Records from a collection
——

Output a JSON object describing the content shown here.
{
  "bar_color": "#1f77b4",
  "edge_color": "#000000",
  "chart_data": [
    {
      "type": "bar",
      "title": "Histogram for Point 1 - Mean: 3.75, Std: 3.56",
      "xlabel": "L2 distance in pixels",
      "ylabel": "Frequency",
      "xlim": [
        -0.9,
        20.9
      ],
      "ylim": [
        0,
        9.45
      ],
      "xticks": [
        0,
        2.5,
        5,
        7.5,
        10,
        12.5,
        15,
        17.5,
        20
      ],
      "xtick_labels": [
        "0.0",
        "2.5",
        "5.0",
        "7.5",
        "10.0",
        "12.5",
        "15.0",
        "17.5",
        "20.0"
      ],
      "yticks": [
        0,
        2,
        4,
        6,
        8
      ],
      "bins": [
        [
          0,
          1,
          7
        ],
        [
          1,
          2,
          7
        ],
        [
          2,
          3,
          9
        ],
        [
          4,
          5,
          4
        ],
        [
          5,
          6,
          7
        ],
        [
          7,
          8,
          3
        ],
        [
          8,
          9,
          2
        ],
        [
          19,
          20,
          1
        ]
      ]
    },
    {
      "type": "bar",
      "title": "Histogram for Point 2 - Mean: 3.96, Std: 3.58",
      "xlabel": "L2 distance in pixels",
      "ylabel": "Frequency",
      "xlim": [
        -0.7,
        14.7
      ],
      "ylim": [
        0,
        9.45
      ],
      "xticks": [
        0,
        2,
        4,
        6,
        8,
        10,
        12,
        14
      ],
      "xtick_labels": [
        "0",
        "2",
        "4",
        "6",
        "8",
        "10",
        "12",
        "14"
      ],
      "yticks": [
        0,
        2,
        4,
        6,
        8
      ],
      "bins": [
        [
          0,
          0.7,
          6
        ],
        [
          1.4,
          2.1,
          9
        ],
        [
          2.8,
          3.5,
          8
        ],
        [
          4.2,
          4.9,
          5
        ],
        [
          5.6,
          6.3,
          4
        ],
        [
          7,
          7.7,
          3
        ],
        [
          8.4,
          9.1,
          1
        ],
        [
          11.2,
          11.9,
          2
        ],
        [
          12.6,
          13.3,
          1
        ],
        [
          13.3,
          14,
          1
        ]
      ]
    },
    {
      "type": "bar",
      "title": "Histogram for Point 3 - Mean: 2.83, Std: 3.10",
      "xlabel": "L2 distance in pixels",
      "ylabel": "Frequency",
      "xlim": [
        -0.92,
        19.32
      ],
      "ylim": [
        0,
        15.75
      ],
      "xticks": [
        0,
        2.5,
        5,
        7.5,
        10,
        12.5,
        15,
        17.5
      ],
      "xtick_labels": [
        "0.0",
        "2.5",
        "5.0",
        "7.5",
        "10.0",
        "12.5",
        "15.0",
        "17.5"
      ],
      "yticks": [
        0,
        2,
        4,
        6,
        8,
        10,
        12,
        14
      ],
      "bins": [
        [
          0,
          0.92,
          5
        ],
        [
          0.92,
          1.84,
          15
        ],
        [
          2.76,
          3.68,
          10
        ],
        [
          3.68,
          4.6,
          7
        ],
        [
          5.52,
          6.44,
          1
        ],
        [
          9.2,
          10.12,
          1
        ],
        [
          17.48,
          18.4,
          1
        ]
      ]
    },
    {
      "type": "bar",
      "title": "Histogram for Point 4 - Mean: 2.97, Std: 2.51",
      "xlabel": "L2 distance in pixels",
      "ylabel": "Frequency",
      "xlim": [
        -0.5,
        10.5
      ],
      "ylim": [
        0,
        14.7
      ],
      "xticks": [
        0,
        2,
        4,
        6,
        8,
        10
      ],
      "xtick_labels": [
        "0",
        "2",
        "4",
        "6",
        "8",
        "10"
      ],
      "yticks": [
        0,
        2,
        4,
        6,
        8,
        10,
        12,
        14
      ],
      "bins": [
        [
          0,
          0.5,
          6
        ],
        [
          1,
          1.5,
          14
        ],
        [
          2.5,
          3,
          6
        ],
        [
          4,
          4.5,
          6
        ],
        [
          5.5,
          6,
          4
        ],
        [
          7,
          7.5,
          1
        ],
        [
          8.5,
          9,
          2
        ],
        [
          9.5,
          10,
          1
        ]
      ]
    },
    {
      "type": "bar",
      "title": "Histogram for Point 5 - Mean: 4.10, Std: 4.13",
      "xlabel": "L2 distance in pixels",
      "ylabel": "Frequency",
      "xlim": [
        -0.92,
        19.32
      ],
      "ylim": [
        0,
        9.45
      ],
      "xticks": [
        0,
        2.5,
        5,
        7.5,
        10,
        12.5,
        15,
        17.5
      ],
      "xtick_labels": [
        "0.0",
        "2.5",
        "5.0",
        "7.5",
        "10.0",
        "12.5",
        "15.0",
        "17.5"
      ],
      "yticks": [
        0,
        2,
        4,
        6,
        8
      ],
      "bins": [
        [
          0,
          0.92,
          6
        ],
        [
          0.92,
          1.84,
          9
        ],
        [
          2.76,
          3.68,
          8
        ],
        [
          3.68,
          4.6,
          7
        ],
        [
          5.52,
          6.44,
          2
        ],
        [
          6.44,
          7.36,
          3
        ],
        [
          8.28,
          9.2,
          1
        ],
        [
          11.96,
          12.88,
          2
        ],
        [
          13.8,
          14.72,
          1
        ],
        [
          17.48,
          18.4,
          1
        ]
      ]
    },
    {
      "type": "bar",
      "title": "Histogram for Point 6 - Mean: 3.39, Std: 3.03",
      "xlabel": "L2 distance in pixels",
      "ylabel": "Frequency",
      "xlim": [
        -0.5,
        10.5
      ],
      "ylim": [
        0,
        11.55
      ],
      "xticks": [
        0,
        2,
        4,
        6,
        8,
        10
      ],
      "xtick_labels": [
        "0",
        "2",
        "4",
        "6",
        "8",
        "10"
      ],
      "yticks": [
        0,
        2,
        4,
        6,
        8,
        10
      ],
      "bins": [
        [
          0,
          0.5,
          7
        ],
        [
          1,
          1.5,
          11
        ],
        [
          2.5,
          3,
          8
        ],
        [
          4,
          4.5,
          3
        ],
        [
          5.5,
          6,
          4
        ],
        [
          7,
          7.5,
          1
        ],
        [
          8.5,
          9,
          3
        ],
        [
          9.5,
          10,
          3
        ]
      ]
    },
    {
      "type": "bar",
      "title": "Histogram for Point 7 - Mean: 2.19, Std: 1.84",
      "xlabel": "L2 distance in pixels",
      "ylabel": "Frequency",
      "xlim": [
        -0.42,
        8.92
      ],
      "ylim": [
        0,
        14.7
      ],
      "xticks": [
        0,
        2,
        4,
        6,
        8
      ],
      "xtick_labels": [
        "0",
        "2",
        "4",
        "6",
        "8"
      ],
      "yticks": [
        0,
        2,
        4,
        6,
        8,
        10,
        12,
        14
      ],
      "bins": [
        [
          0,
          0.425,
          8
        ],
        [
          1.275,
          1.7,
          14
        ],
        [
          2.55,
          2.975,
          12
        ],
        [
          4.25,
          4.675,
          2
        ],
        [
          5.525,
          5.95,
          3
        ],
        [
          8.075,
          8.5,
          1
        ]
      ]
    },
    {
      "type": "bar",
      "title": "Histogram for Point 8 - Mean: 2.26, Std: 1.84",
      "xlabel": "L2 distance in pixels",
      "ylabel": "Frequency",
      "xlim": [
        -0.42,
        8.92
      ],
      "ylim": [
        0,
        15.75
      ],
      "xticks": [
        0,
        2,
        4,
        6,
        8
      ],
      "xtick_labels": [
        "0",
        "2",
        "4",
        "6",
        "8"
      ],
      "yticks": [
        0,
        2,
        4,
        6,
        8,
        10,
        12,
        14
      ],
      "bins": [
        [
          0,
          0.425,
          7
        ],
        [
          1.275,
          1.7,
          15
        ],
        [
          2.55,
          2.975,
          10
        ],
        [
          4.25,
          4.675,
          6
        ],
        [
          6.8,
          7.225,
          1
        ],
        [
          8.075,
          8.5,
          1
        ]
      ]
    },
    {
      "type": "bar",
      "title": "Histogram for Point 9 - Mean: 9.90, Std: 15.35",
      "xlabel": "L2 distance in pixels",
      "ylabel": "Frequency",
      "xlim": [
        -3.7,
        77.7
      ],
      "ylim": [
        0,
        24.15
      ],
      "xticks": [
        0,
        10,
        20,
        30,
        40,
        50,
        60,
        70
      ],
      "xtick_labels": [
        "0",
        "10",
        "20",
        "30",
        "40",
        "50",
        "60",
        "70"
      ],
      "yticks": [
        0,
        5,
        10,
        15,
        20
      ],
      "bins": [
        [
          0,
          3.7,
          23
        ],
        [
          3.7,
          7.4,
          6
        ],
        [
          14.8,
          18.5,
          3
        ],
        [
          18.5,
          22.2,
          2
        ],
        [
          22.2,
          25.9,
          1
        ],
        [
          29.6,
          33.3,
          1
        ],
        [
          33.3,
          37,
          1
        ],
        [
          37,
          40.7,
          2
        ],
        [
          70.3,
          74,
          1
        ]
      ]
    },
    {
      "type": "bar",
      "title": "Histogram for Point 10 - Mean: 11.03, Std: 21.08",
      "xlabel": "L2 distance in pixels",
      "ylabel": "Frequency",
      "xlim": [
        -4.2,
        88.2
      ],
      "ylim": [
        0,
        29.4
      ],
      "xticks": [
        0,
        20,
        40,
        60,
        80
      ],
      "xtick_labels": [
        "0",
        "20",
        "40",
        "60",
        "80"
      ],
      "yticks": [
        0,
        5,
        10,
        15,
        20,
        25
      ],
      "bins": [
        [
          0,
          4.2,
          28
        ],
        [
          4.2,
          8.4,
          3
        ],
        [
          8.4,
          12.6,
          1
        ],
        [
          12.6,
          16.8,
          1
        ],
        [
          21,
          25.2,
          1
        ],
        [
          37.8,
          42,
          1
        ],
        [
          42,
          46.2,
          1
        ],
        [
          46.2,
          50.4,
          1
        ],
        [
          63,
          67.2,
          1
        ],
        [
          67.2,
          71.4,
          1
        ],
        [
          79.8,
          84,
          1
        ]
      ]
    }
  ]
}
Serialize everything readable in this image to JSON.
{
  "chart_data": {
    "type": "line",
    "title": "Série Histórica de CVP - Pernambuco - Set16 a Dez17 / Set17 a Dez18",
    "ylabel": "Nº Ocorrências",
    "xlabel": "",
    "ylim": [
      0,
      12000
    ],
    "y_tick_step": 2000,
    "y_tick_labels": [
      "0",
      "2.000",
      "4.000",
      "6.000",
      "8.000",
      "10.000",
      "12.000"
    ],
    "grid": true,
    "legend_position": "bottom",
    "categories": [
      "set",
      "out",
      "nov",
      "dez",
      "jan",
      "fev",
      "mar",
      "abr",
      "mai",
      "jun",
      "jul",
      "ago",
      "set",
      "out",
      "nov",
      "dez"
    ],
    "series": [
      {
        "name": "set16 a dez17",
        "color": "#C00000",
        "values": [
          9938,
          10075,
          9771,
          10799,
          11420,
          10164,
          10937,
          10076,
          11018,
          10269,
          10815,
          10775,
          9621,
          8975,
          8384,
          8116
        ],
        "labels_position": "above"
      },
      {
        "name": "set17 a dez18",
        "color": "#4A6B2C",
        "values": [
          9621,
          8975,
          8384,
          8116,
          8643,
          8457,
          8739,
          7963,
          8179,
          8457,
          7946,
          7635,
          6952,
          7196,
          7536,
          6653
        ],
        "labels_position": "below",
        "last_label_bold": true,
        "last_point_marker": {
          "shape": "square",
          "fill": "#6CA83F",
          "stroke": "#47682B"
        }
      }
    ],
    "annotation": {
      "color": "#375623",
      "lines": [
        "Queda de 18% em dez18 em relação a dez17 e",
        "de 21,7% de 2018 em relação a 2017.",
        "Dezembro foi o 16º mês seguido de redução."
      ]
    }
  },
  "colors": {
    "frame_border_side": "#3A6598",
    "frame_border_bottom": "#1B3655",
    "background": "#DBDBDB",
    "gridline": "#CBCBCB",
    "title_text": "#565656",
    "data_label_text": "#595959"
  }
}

——

**TASK**: Tally how many lines of the material contain the word "Mean". The answer must be the number and nothing else.

**TASK SOLUTION**: 10